WORK TO BE COMPLETED>
Tally up how many lines in the listing below contain the string "기도합니다", and give only the total.

Entries from a dataset>
══════════

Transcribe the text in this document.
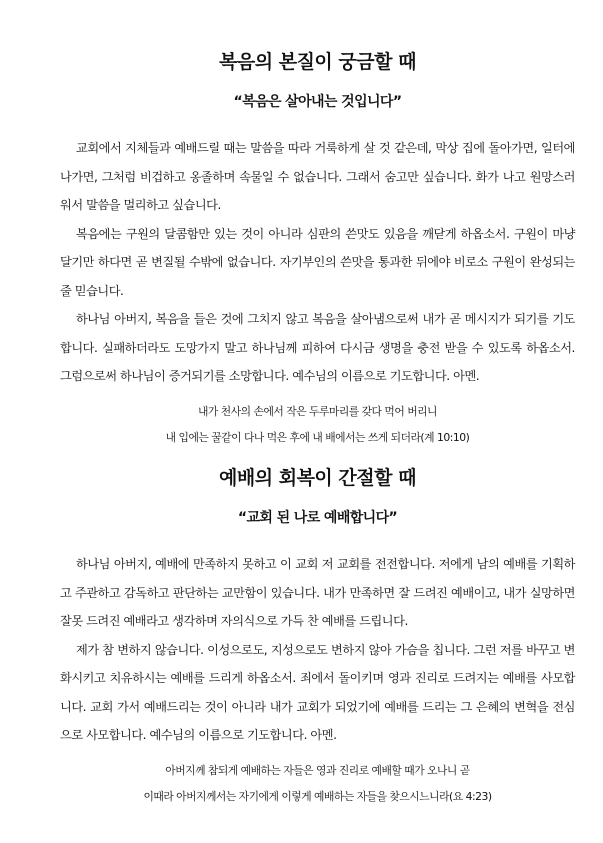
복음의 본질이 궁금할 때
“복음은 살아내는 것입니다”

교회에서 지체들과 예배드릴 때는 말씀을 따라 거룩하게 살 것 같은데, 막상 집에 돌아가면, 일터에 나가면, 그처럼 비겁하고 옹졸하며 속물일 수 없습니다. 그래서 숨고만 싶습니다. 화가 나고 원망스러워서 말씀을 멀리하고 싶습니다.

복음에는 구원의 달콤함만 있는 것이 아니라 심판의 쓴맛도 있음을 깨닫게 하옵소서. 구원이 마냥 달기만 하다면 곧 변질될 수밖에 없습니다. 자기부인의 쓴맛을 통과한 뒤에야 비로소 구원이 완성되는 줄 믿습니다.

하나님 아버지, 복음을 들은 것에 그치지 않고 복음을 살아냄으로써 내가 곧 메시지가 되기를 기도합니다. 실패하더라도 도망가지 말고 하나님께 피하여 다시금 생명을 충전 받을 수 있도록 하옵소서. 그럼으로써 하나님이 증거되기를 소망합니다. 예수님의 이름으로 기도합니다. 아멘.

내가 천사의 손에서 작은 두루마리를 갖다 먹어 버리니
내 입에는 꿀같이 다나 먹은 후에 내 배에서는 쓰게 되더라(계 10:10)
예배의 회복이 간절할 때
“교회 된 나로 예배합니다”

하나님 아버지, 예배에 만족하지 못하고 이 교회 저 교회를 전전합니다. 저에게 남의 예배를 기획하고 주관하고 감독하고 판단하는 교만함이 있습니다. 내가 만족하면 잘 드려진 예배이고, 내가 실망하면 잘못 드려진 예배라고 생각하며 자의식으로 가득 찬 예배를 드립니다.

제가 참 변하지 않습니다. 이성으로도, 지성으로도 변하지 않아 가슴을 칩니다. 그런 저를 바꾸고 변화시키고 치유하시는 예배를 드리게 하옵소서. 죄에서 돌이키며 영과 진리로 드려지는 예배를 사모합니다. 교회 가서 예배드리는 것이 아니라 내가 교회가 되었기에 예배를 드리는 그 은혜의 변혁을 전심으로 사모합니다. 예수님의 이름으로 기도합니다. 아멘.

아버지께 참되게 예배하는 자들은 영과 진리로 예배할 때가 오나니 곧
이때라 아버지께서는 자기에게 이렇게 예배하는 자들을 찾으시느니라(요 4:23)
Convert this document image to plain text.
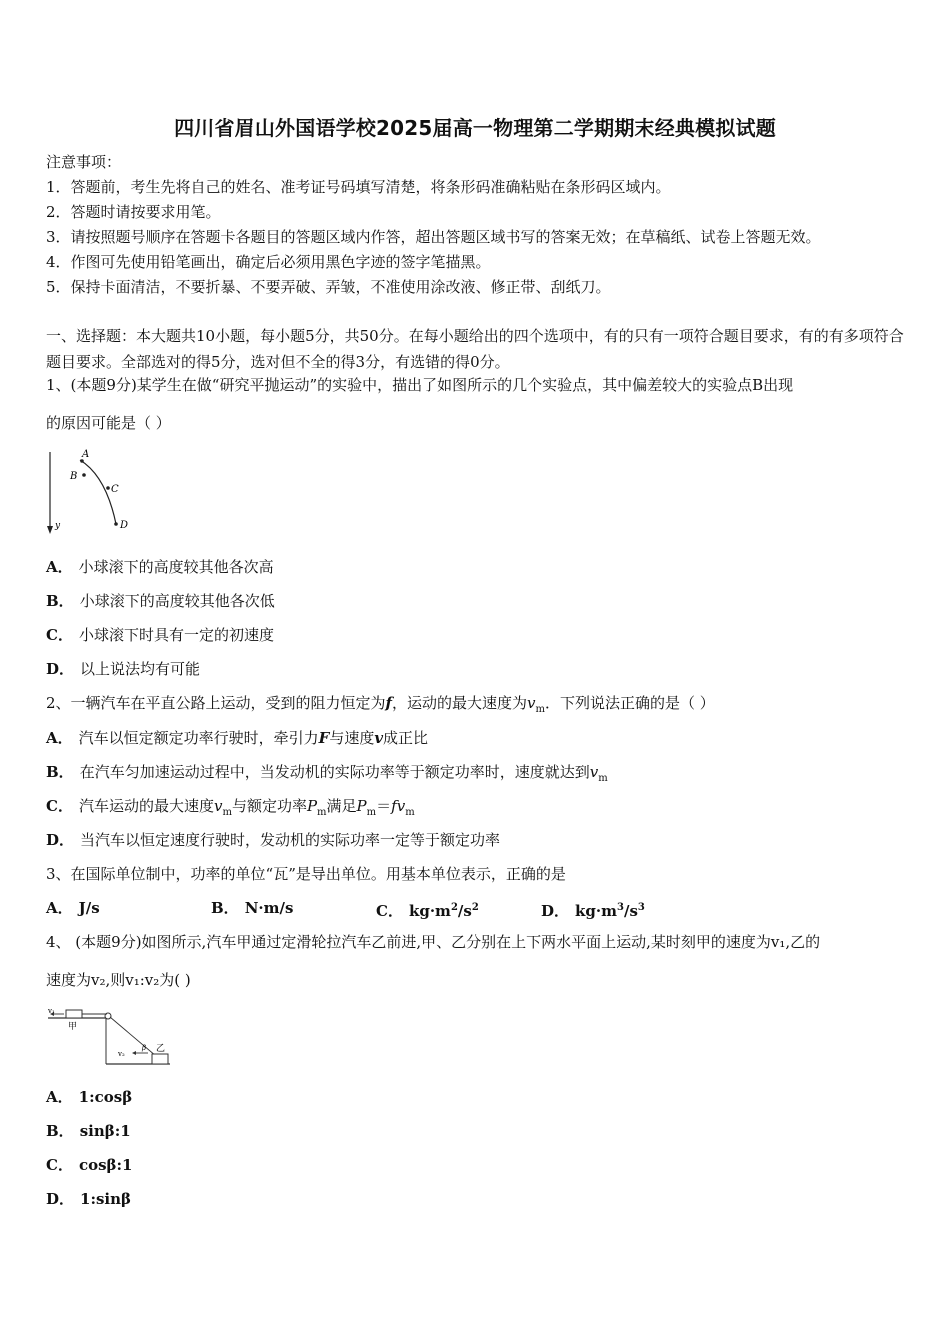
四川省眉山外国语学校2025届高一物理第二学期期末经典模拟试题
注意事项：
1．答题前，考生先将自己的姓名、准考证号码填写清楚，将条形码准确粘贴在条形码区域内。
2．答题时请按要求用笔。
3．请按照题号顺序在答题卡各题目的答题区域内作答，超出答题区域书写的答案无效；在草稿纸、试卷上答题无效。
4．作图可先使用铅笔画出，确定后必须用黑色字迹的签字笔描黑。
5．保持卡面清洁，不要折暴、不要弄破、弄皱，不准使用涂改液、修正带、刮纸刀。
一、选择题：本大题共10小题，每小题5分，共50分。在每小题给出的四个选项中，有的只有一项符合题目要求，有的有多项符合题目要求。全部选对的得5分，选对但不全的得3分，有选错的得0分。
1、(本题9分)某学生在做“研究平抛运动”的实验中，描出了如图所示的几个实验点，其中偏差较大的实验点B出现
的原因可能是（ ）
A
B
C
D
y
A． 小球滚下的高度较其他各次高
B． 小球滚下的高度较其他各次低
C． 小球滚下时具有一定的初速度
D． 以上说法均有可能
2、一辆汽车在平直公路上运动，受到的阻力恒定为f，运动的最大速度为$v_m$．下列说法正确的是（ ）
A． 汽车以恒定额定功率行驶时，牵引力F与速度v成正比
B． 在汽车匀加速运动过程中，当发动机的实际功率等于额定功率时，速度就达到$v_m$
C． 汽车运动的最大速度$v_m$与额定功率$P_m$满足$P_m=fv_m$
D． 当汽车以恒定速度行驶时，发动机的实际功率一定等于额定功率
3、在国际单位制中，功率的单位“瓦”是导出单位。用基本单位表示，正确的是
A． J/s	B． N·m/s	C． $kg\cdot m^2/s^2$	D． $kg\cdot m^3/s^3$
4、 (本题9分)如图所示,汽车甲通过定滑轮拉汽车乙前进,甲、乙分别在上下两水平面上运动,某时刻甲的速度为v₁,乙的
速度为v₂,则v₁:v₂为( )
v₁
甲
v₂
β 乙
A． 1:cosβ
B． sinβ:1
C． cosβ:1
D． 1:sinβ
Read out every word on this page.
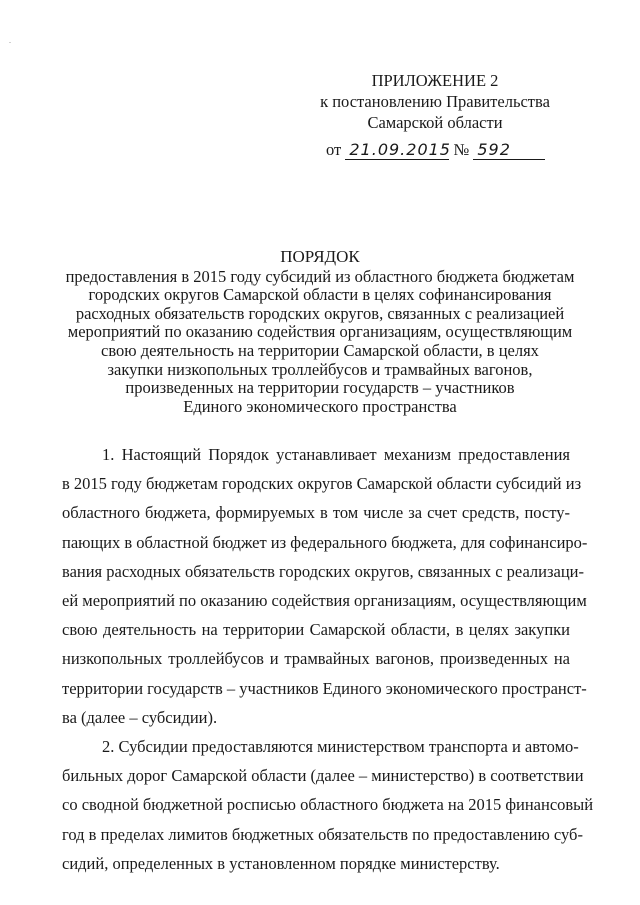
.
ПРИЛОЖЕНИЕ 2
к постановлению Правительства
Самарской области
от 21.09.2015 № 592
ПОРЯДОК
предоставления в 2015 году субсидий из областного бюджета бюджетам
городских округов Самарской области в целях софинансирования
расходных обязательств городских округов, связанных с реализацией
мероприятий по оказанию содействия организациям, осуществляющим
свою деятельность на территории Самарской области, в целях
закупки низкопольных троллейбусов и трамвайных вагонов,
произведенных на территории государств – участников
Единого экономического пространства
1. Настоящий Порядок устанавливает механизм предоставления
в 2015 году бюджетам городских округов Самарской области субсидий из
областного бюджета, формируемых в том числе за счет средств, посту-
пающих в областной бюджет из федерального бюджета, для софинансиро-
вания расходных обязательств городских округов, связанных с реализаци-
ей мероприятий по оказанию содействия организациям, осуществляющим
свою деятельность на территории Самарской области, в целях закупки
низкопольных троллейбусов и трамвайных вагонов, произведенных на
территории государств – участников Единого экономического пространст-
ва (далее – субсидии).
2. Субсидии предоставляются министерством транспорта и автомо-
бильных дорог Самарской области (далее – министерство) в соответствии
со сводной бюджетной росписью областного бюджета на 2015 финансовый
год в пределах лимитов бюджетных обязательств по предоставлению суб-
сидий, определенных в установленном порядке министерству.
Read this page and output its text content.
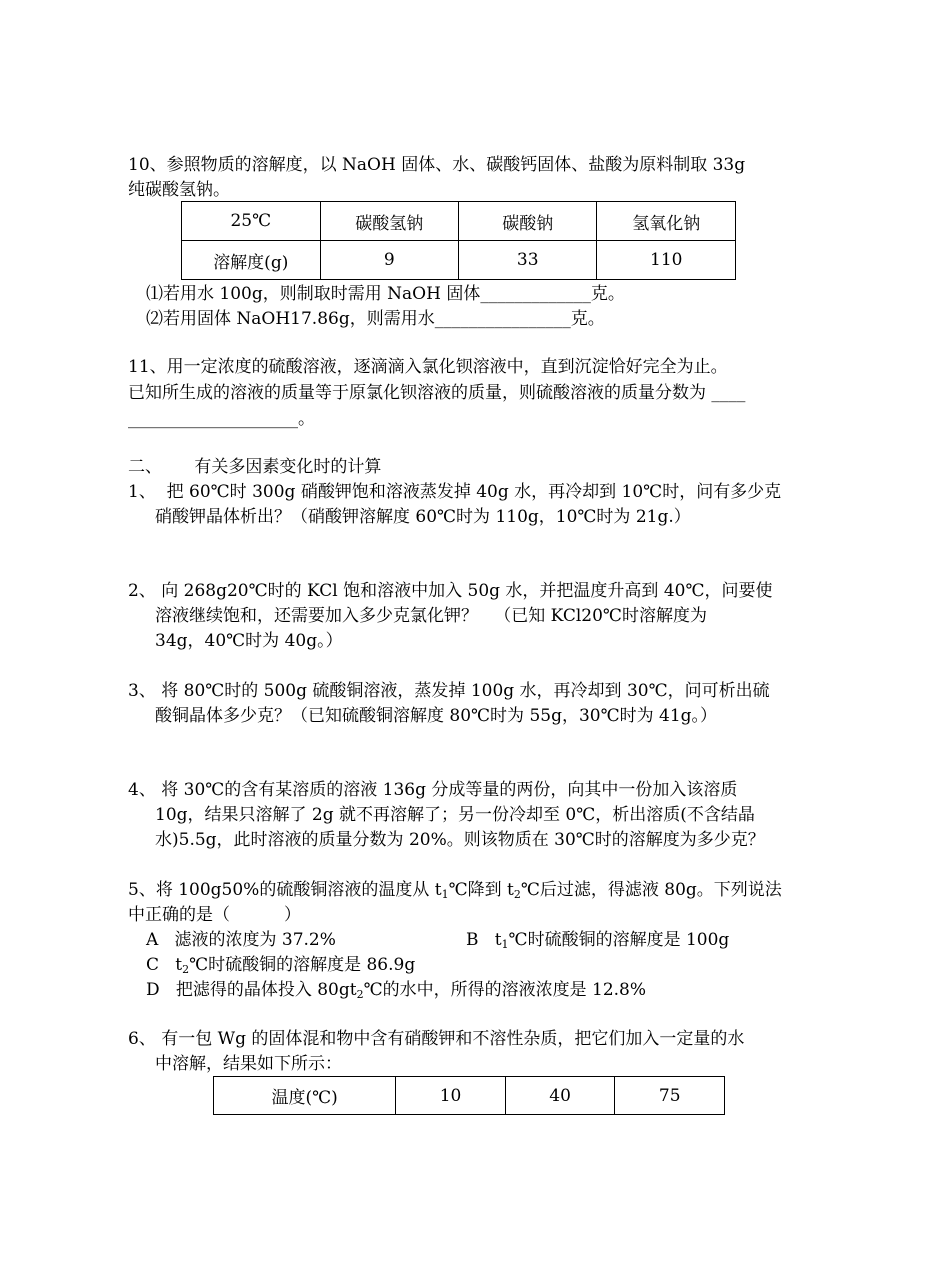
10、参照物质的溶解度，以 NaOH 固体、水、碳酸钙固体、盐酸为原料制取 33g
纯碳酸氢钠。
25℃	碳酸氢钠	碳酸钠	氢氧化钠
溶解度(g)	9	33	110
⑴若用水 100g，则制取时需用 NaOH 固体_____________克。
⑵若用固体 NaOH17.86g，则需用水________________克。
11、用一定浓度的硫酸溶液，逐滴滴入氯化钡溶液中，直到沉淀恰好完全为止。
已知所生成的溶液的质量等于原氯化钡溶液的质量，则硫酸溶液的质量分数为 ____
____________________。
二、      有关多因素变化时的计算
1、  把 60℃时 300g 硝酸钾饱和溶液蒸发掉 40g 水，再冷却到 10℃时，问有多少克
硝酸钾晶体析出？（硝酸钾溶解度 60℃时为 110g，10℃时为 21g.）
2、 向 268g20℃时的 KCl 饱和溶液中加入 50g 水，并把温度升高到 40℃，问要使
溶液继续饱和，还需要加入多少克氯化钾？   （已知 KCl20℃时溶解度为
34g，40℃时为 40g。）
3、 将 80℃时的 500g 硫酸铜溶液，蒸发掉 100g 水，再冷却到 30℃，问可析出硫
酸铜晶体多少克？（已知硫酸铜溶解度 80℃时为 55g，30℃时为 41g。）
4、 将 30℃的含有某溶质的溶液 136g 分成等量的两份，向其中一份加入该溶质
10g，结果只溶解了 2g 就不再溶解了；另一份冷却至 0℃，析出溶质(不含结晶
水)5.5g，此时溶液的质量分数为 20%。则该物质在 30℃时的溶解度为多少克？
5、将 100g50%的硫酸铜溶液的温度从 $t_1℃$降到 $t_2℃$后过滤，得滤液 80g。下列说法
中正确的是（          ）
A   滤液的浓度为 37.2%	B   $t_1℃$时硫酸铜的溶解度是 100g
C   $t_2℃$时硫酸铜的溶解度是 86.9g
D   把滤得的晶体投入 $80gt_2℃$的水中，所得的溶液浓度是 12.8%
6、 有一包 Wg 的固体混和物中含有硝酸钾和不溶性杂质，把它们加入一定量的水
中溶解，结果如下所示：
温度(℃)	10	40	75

══════════

RESULT OF THIS TASK>
2